▸ **Brief**
Answer with one number: the count of lines in the listing below that hold the word "name".
- - - -
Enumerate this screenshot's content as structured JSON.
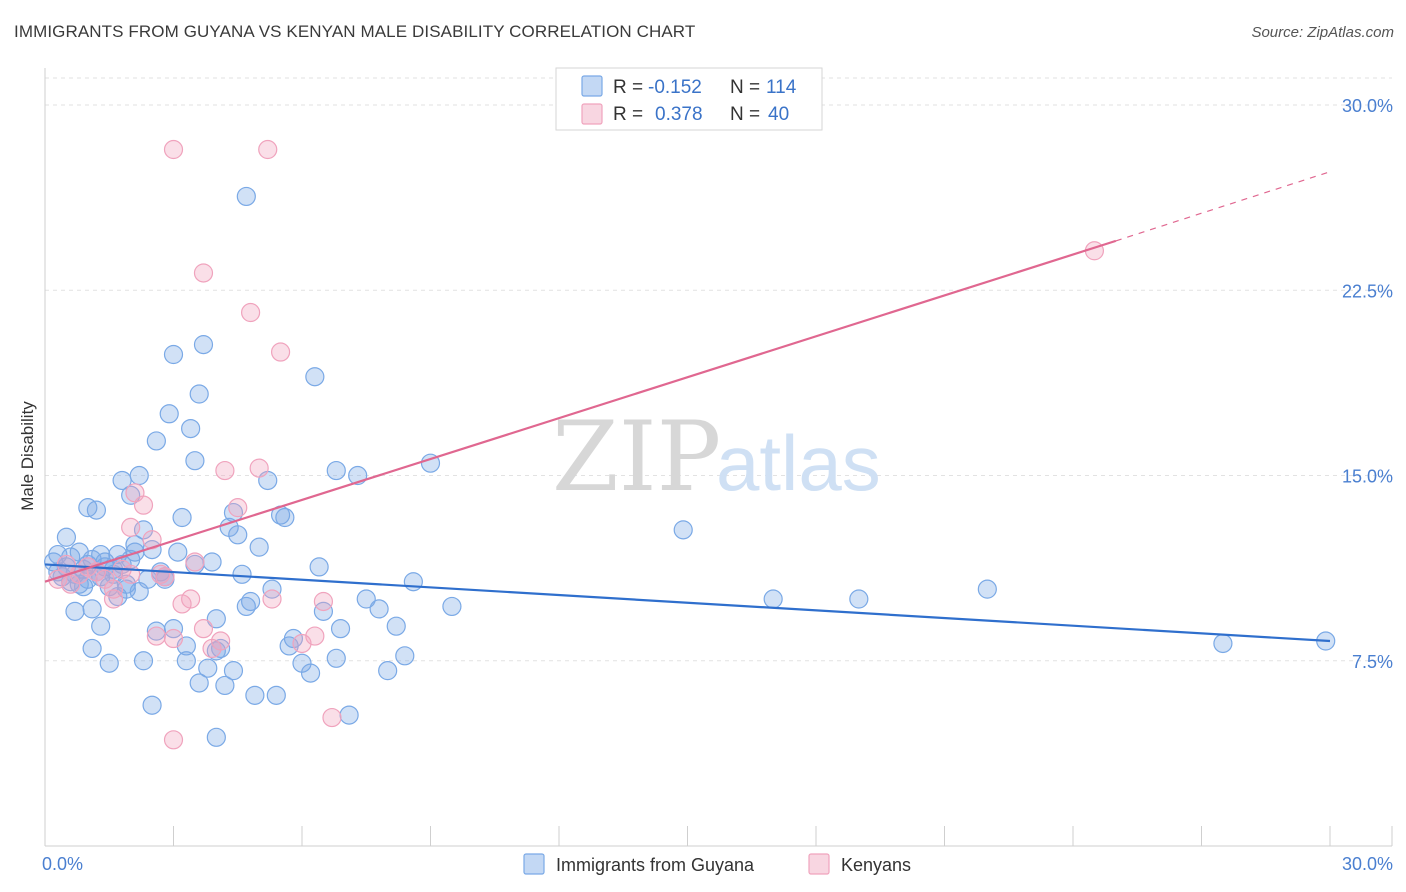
{
  "header": {
    "title": "IMMIGRANTS FROM GUYANA VS KENYAN MALE DISABILITY CORRELATION CHART",
    "source": "Source: ZipAtlas.com"
  },
  "watermark": {
    "zip": "ZIP",
    "atlas": "atlas"
  },
  "legend_box": {
    "rows": [
      {
        "r_label": "R =",
        "r_value": "-0.152",
        "n_label": "N =",
        "n_value": "114",
        "color": "#7aa9e6"
      },
      {
        "r_label": "R =",
        "r_value": "0.378",
        "n_label": "N =",
        "n_value": "40",
        "color": "#f0a3bd"
      }
    ]
  },
  "bottom_legend": [
    {
      "label": "Immigrants from Guyana",
      "color": "#7aa9e6"
    },
    {
      "label": "Kenyans",
      "color": "#f0a3bd"
    }
  ],
  "chart_data": {
    "type": "scatter",
    "xlabel": "",
    "ylabel": "Male Disability",
    "xlim": [
      0,
      30
    ],
    "ylim": [
      0,
      31.5
    ],
    "y_ticks": [
      {
        "value": 7.5,
        "label": "7.5%"
      },
      {
        "value": 15.0,
        "label": "15.0%"
      },
      {
        "value": 22.5,
        "label": "22.5%"
      },
      {
        "value": 30.0,
        "label": "30.0%"
      }
    ],
    "x_tick_labels": [
      {
        "value": 0,
        "label": "0.0%"
      },
      {
        "value": 30,
        "label": "30.0%"
      }
    ],
    "x_minor_ticks": [
      3,
      6,
      9,
      12,
      15,
      18,
      21,
      24,
      27,
      30
    ],
    "grid": true,
    "legend": "top-center",
    "series": [
      {
        "name": "Immigrants from Guyana",
        "color": "#7aa9e6",
        "line_color": "#2f6fcd",
        "trend": {
          "x0": 0,
          "y0": 11.4,
          "x1": 30,
          "y1": 8.3,
          "dashed_from": null
        },
        "points": [
          [
            0.2,
            11.5
          ],
          [
            0.3,
            11.1
          ],
          [
            0.4,
            10.9
          ],
          [
            0.5,
            11.3
          ],
          [
            0.6,
            11.7
          ],
          [
            0.7,
            11.0
          ],
          [
            0.8,
            10.6
          ],
          [
            0.9,
            11.2
          ],
          [
            1.0,
            10.8
          ],
          [
            1.1,
            11.6
          ],
          [
            0.3,
            11.8
          ],
          [
            0.5,
            12.5
          ],
          [
            0.6,
            10.7
          ],
          [
            0.8,
            11.9
          ],
          [
            1.0,
            11.4
          ],
          [
            1.2,
            11.1
          ],
          [
            1.3,
            10.9
          ],
          [
            1.4,
            11.5
          ],
          [
            1.5,
            10.5
          ],
          [
            1.6,
            11.2
          ],
          [
            0.9,
            10.5
          ],
          [
            1.1,
            9.6
          ],
          [
            1.0,
            13.7
          ],
          [
            1.2,
            13.6
          ],
          [
            1.3,
            11.8
          ],
          [
            1.4,
            11.3
          ],
          [
            1.6,
            11.0
          ],
          [
            1.7,
            11.8
          ],
          [
            1.8,
            11.4
          ],
          [
            1.9,
            10.6
          ],
          [
            2.0,
            11.6
          ],
          [
            2.1,
            11.9
          ],
          [
            2.2,
            10.3
          ],
          [
            1.8,
            14.8
          ],
          [
            2.0,
            14.2
          ],
          [
            2.2,
            15.0
          ],
          [
            2.3,
            12.8
          ],
          [
            2.5,
            12.0
          ],
          [
            2.4,
            10.8
          ],
          [
            2.6,
            16.4
          ],
          [
            2.7,
            11.1
          ],
          [
            2.8,
            10.8
          ],
          [
            2.9,
            17.5
          ],
          [
            3.0,
            19.9
          ],
          [
            3.1,
            11.9
          ],
          [
            3.2,
            13.3
          ],
          [
            3.3,
            8.1
          ],
          [
            3.4,
            16.9
          ],
          [
            3.5,
            15.6
          ],
          [
            3.6,
            18.3
          ],
          [
            3.7,
            20.3
          ],
          [
            3.9,
            11.5
          ],
          [
            4.0,
            9.2
          ],
          [
            4.1,
            8.0
          ],
          [
            4.3,
            12.9
          ],
          [
            4.4,
            13.5
          ],
          [
            4.5,
            12.6
          ],
          [
            4.6,
            11.0
          ],
          [
            4.7,
            9.7
          ],
          [
            4.8,
            9.9
          ],
          [
            5.0,
            12.1
          ],
          [
            5.2,
            14.8
          ],
          [
            5.3,
            10.4
          ],
          [
            5.5,
            13.4
          ],
          [
            5.6,
            13.3
          ],
          [
            5.8,
            8.4
          ],
          [
            6.0,
            7.4
          ],
          [
            6.2,
            7.0
          ],
          [
            6.4,
            11.3
          ],
          [
            6.5,
            9.5
          ],
          [
            6.8,
            7.6
          ],
          [
            6.9,
            8.8
          ],
          [
            7.1,
            5.3
          ],
          [
            7.3,
            15.0
          ],
          [
            7.5,
            10.0
          ],
          [
            7.8,
            9.6
          ],
          [
            8.0,
            7.1
          ],
          [
            8.2,
            8.9
          ],
          [
            8.4,
            7.7
          ],
          [
            8.6,
            10.7
          ],
          [
            2.3,
            7.5
          ],
          [
            2.5,
            5.7
          ],
          [
            1.5,
            7.4
          ],
          [
            1.3,
            8.9
          ],
          [
            1.1,
            8.0
          ],
          [
            1.7,
            10.1
          ],
          [
            2.6,
            8.7
          ],
          [
            3.0,
            8.8
          ],
          [
            3.3,
            7.5
          ],
          [
            3.6,
            6.6
          ],
          [
            3.8,
            7.2
          ],
          [
            4.2,
            6.5
          ],
          [
            4.4,
            7.1
          ],
          [
            4.9,
            6.1
          ],
          [
            5.4,
            6.1
          ],
          [
            2.8,
            10.9
          ],
          [
            1.9,
            10.4
          ],
          [
            0.7,
            9.5
          ],
          [
            3.5,
            11.4
          ],
          [
            4.0,
            7.9
          ],
          [
            4.7,
            26.3
          ],
          [
            6.3,
            19.0
          ],
          [
            5.7,
            8.1
          ],
          [
            2.1,
            12.2
          ],
          [
            9.0,
            15.5
          ],
          [
            9.5,
            9.7
          ],
          [
            14.9,
            12.8
          ],
          [
            17.0,
            10.0
          ],
          [
            19.0,
            10.0
          ],
          [
            22.0,
            10.4
          ],
          [
            27.5,
            8.2
          ],
          [
            29.9,
            8.3
          ],
          [
            4.0,
            4.4
          ],
          [
            6.8,
            15.2
          ]
        ]
      },
      {
        "name": "Kenyans",
        "color": "#f0a3bd",
        "line_color": "#e06790",
        "trend": {
          "x0": 0,
          "y0": 10.7,
          "x1": 25.0,
          "y1": 24.5,
          "dashed_to_x": 30.0,
          "dashed_to_y": 27.3
        },
        "points": [
          [
            0.3,
            10.8
          ],
          [
            0.5,
            11.4
          ],
          [
            0.6,
            10.6
          ],
          [
            0.8,
            11.0
          ],
          [
            1.0,
            11.3
          ],
          [
            1.2,
            11.1
          ],
          [
            1.4,
            10.8
          ],
          [
            1.6,
            10.4
          ],
          [
            1.8,
            11.2
          ],
          [
            2.0,
            12.9
          ],
          [
            2.1,
            14.3
          ],
          [
            2.3,
            13.8
          ],
          [
            2.5,
            12.4
          ],
          [
            2.6,
            8.5
          ],
          [
            2.7,
            11.0
          ],
          [
            2.8,
            10.9
          ],
          [
            3.0,
            8.4
          ],
          [
            3.2,
            9.8
          ],
          [
            3.4,
            10.0
          ],
          [
            3.5,
            11.5
          ],
          [
            3.7,
            8.8
          ],
          [
            3.9,
            8.0
          ],
          [
            4.1,
            8.3
          ],
          [
            4.2,
            15.2
          ],
          [
            4.5,
            13.7
          ],
          [
            4.8,
            21.6
          ],
          [
            5.0,
            15.3
          ],
          [
            5.3,
            10.0
          ],
          [
            5.5,
            20.0
          ],
          [
            6.0,
            8.2
          ],
          [
            6.3,
            8.5
          ],
          [
            6.5,
            9.9
          ],
          [
            6.7,
            5.2
          ],
          [
            3.0,
            28.2
          ],
          [
            5.2,
            28.2
          ],
          [
            3.7,
            23.2
          ],
          [
            1.6,
            10.0
          ],
          [
            2.0,
            11.0
          ],
          [
            3.0,
            4.3
          ],
          [
            24.5,
            24.1
          ]
        ]
      }
    ]
  }
}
- - - -
▸ **Task response**
2